## Exercise details
Print the entries in full, word for word, but not the pictures.

Dataset records
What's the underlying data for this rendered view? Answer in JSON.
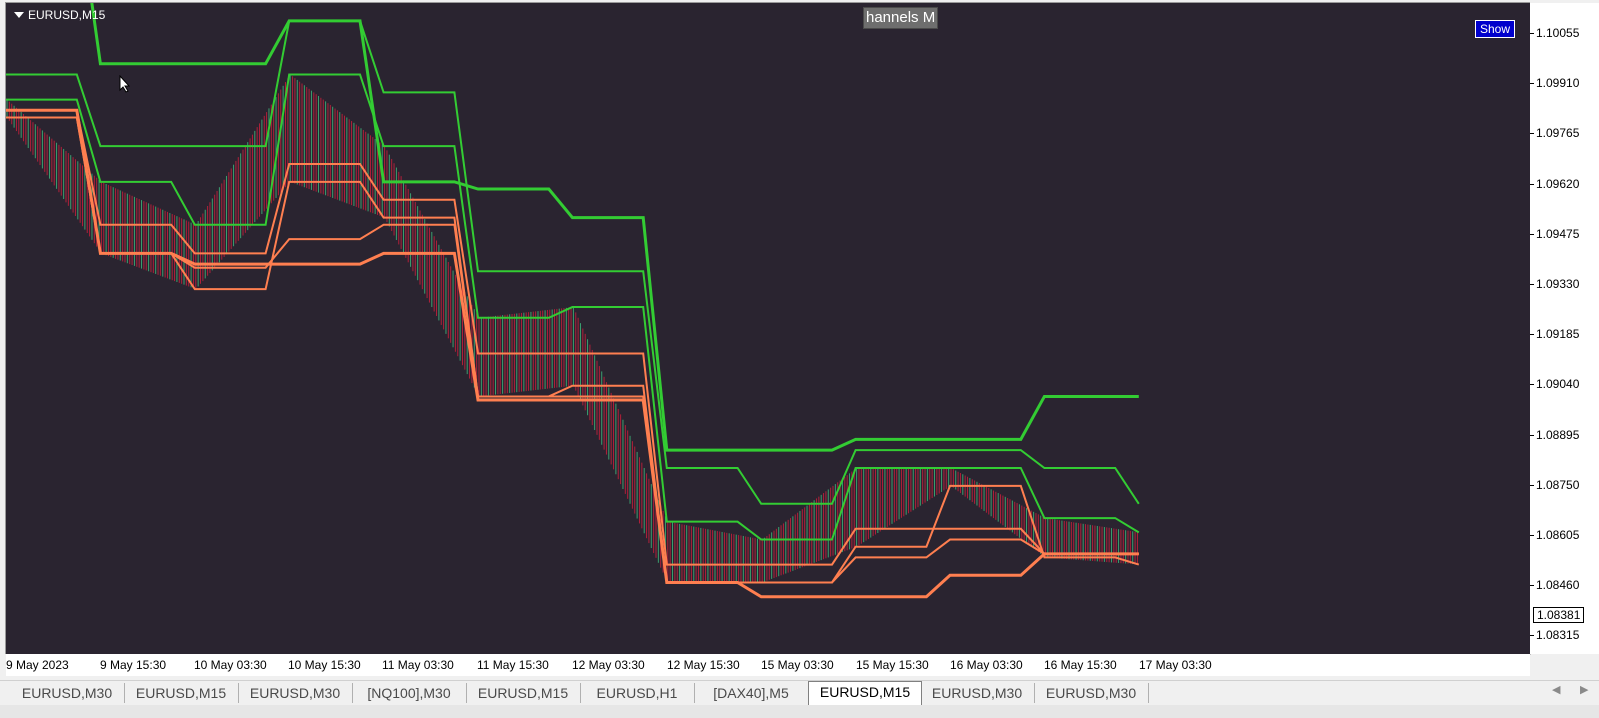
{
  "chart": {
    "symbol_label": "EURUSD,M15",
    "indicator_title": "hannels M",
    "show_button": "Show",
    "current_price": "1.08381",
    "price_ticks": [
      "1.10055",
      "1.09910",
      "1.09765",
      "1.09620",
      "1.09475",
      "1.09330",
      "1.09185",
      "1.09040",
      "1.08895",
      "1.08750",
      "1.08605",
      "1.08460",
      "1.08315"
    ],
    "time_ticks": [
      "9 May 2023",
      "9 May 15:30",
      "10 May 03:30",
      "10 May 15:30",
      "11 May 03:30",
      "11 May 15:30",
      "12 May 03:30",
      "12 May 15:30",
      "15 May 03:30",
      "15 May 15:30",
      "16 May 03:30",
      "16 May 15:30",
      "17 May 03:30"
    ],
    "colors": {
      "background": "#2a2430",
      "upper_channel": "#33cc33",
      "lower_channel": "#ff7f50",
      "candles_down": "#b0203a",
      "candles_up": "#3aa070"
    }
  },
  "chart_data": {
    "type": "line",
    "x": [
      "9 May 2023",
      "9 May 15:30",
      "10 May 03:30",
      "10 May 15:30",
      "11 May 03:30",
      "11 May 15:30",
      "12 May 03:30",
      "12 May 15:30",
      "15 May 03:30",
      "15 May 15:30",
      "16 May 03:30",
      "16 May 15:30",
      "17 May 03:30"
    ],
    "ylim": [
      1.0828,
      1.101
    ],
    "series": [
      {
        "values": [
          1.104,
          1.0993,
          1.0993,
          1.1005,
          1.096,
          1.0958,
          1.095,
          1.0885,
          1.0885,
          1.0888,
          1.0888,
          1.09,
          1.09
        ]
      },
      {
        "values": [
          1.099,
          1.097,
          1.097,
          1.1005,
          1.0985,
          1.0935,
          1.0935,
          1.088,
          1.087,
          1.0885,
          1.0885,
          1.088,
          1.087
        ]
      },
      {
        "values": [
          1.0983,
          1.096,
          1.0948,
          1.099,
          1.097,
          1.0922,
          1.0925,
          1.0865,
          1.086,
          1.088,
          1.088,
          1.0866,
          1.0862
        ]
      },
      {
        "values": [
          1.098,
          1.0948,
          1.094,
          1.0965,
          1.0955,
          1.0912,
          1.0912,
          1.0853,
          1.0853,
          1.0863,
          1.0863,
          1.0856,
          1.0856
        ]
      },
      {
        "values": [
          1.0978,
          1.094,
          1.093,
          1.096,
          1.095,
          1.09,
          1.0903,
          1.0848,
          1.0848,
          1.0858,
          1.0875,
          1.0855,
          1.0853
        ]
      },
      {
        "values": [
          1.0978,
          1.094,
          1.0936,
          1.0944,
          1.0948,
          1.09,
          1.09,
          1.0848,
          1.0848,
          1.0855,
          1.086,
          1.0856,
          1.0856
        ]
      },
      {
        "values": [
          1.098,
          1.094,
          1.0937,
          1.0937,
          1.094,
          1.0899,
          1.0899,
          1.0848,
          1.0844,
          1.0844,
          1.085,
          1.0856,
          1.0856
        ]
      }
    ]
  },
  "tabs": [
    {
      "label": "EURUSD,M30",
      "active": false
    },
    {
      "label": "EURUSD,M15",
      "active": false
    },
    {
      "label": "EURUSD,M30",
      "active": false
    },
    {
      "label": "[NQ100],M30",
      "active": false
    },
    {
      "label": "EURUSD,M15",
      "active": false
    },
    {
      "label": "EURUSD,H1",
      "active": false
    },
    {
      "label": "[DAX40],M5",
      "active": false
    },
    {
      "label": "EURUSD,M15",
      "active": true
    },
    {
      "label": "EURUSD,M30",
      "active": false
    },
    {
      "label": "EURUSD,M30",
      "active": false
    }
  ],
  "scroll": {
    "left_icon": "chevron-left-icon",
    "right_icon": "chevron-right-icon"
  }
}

## Solution to this problem
What's the underlying data for this rendered view? Answer in JSON.
{
  "chart": {
    "symbol_label": "EURUSD,M15",
    "indicator_title": "hannels M",
    "show_button": "Show",
    "current_price": "1.08381",
    "price_ticks": [
      "1.10055",
      "1.09910",
      "1.09765",
      "1.09620",
      "1.09475",
      "1.09330",
      "1.09185",
      "1.09040",
      "1.08895",
      "1.08750",
      "1.08605",
      "1.08460",
      "1.08315"
    ],
    "time_ticks": [
      "9 May 2023",
      "9 May 15:30",
      "10 May 03:30",
      "10 May 15:30",
      "11 May 03:30",
      "11 May 15:30",
      "12 May 03:30",
      "12 May 15:30",
      "15 May 03:30",
      "15 May 15:30",
      "16 May 03:30",
      "16 May 15:30",
      "17 May 03:30"
    ],
    "colors": {
      "background": "#2a2430",
      "upper_channel": "#33cc33",
      "lower_channel": "#ff7f50",
      "candles_down": "#b0203a",
      "candles_up": "#3aa070"
    }
  },
  "chart_data": {
    "type": "line",
    "x": [
      "9 May 2023",
      "9 May 15:30",
      "10 May 03:30",
      "10 May 15:30",
      "11 May 03:30",
      "11 May 15:30",
      "12 May 03:30",
      "12 May 15:30",
      "15 May 03:30",
      "15 May 15:30",
      "16 May 03:30",
      "16 May 15:30",
      "17 May 03:30"
    ],
    "ylim": [
      1.0828,
      1.101
    ],
    "series": [
      {
        "values": [
          1.104,
          1.0993,
          1.0993,
          1.1005,
          1.096,
          1.0958,
          1.095,
          1.0885,
          1.0885,
          1.0888,
          1.0888,
          1.09,
          1.09
        ]
      },
      {
        "values": [
          1.099,
          1.097,
          1.097,
          1.1005,
          1.0985,
          1.0935,
          1.0935,
          1.088,
          1.087,
          1.0885,
          1.0885,
          1.088,
          1.087
        ]
      },
      {
        "values": [
          1.0983,
          1.096,
          1.0948,
          1.099,
          1.097,
          1.0922,
          1.0925,
          1.0865,
          1.086,
          1.088,
          1.088,
          1.0866,
          1.0862
        ]
      },
      {
        "values": [
          1.098,
          1.0948,
          1.094,
          1.0965,
          1.0955,
          1.0912,
          1.0912,
          1.0853,
          1.0853,
          1.0863,
          1.0863,
          1.0856,
          1.0856
        ]
      },
      {
        "values": [
          1.0978,
          1.094,
          1.093,
          1.096,
          1.095,
          1.09,
          1.0903,
          1.0848,
          1.0848,
          1.0858,
          1.0875,
          1.0855,
          1.0853
        ]
      },
      {
        "values": [
          1.0978,
          1.094,
          1.0936,
          1.0944,
          1.0948,
          1.09,
          1.09,
          1.0848,
          1.0848,
          1.0855,
          1.086,
          1.0856,
          1.0856
        ]
      },
      {
        "values": [
          1.098,
          1.094,
          1.0937,
          1.0937,
          1.094,
          1.0899,
          1.0899,
          1.0848,
          1.0844,
          1.0844,
          1.085,
          1.0856,
          1.0856
        ]
      }
    ]
  },
  "tabs": [
    {
      "label": "EURUSD,M30",
      "active": false
    },
    {
      "label": "EURUSD,M15",
      "active": false
    },
    {
      "label": "EURUSD,M30",
      "active": false
    },
    {
      "label": "[NQ100],M30",
      "active": false
    },
    {
      "label": "EURUSD,M15",
      "active": false
    },
    {
      "label": "EURUSD,H1",
      "active": false
    },
    {
      "label": "[DAX40],M5",
      "active": false
    },
    {
      "label": "EURUSD,M15",
      "active": true
    },
    {
      "label": "EURUSD,M30",
      "active": false
    },
    {
      "label": "EURUSD,M30",
      "active": false
    }
  ],
  "scroll": {
    "left_icon": "chevron-left-icon",
    "right_icon": "chevron-right-icon"
  }
}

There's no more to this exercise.